▶ _Given exercise_: According to the text about the National Gallery of Australia's hidden treasures, how many works does the gallery hold in its collection?

▶ _Text passage_:
- - - - -

The National Gallery of Australia has more than 100,000 works in its collection—an extraordinary reservoir of creative vision and cultural history, from decorative arts to photography and sculpture.
Yet on a visit to the gallery, you’ll see only the tip of this iceberg. Carefully stored away are the things that can’t be placed on permanent display.
These unseen gems include works of exquisite fragility, from brilliant hand-painted fabrics to delicate works on paper. From Australia, the Americas, Africa, Asia, Europe, the Middle East and Oceania, there are masks and carvings, lithographs and linocuts, set designs and stage costumes, sketchpads and handprinted books, marionettes and maquettes, teapots and textiles, and much, much more.
Now in this series of micro-docs, former director of the gallery Betty Churcher presents an insider’s guide to some of these 'hidden treasures’.
In the entertaining, accessible style for which she is renowned, Betty Churcher takes us behind the scenes, sharing with us her passion and insights. From her unique vantage point, she makes intriguing connections between a range of different objects and artists, linking them to the stories that surround them.
These are fascinating tales—about the works themselves, the people who created them and the challenge of preserving them—and a tantalising look at some of the ideas and influences that have shaped modern art across the globe.
A Film Australia National Interest Program in association with Early Works. Produced with the assistance of the Australian Broadcasting Corporation.Full program credits
Students are required to research visual artworks from a variety of past and present social and cultural perspectives. Students should also demonstrate an understanding of how histories are constructed in the visual arts both reinforcing and challenging values in the social, cultural and historical contexts in which they are produced.
This is a guide only. Teachers and students should consult their state’s curriculum and learning programs.
Islamic art was a major inspiration for French artist Henri Matisse, who loved the interdependence of its shapes.
The arabesque in Islamic art stands for the vulnerability of life, which can be bestowed or withdrawn at any moment. The positive forms of the arabesque create the negative shapes of the spaces in between; these empty spaces symbolise that which 'belongs to God'—the permanent but invisible reality of the divine principle. Similarly for Matisse, what remains belongs to God. Of his belief in a higher power he said, 'When I work I feel myself helped immensely by someone…It is as if I were watching a conjurer whose tricks I cannot see through’.

- - - - -

▶ _Stored rows_:
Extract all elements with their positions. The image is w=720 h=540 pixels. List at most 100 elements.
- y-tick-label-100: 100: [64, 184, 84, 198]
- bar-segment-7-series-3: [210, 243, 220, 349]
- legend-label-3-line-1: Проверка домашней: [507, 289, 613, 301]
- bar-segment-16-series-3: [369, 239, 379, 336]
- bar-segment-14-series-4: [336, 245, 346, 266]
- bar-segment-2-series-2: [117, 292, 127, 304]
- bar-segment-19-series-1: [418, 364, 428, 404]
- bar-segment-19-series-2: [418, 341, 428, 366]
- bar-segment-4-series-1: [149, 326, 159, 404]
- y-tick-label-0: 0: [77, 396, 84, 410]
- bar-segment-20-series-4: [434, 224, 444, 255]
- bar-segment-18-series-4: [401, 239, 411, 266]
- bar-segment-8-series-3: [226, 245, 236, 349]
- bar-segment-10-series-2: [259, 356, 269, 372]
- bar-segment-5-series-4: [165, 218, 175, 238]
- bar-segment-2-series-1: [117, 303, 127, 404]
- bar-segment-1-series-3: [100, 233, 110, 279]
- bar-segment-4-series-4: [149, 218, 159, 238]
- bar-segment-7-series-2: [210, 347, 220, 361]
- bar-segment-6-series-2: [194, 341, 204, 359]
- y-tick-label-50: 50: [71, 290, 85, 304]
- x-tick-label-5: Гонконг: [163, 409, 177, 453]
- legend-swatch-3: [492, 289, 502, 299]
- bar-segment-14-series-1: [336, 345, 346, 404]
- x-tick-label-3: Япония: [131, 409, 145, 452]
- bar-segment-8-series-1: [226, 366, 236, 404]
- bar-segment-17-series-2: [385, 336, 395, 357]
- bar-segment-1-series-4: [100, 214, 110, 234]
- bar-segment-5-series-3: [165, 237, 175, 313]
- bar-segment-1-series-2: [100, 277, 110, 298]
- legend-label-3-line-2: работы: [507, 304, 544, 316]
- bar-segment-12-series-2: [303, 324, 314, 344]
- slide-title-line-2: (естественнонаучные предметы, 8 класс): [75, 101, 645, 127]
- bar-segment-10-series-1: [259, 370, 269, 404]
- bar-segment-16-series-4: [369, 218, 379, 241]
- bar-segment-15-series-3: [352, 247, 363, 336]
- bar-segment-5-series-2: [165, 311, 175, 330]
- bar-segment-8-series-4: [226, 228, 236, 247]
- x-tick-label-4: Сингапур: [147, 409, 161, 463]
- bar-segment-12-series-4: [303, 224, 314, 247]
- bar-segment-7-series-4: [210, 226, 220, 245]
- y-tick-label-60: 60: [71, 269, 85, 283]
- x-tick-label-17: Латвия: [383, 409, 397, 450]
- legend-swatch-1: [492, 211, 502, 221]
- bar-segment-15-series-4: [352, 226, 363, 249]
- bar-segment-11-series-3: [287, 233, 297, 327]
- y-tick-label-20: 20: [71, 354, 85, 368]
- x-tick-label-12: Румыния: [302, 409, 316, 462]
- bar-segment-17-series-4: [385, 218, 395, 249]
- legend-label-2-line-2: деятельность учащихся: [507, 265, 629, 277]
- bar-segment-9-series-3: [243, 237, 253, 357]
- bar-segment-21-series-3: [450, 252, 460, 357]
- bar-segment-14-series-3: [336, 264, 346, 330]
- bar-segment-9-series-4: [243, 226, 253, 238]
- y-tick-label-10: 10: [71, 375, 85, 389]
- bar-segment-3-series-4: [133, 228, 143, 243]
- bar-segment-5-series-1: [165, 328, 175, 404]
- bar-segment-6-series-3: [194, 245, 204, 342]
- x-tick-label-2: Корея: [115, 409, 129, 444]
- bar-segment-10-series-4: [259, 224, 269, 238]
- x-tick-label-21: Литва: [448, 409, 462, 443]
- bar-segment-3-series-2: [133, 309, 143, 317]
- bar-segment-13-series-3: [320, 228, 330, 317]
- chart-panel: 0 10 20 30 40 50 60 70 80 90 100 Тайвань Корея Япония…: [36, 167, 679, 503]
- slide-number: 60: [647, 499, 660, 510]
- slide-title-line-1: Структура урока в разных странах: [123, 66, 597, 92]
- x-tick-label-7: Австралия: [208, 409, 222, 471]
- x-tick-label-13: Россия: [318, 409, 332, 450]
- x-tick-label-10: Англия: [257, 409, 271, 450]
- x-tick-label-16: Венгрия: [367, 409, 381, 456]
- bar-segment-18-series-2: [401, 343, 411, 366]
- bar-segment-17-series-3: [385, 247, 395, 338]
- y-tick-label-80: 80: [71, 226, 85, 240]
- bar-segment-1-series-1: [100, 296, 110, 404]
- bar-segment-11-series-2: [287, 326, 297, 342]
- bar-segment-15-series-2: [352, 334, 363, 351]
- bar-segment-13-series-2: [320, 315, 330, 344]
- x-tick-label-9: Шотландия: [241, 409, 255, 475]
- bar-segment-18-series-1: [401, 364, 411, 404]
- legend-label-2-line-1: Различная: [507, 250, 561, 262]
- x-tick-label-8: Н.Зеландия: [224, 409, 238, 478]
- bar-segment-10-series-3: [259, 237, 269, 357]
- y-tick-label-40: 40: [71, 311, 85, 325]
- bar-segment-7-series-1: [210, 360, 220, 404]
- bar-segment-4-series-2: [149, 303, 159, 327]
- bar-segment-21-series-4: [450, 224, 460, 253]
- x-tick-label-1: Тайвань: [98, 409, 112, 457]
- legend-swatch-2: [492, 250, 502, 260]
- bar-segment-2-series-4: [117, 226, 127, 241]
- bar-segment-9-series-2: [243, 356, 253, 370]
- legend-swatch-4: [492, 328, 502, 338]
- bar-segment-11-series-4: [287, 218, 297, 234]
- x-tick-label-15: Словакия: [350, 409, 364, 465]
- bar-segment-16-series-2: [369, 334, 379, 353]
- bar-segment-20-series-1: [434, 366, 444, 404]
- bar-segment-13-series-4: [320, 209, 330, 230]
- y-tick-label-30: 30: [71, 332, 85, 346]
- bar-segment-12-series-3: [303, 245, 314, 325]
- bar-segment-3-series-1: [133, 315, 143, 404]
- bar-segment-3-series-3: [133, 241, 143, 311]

- - - - -

▶ _Task output_: More than 100,000 works.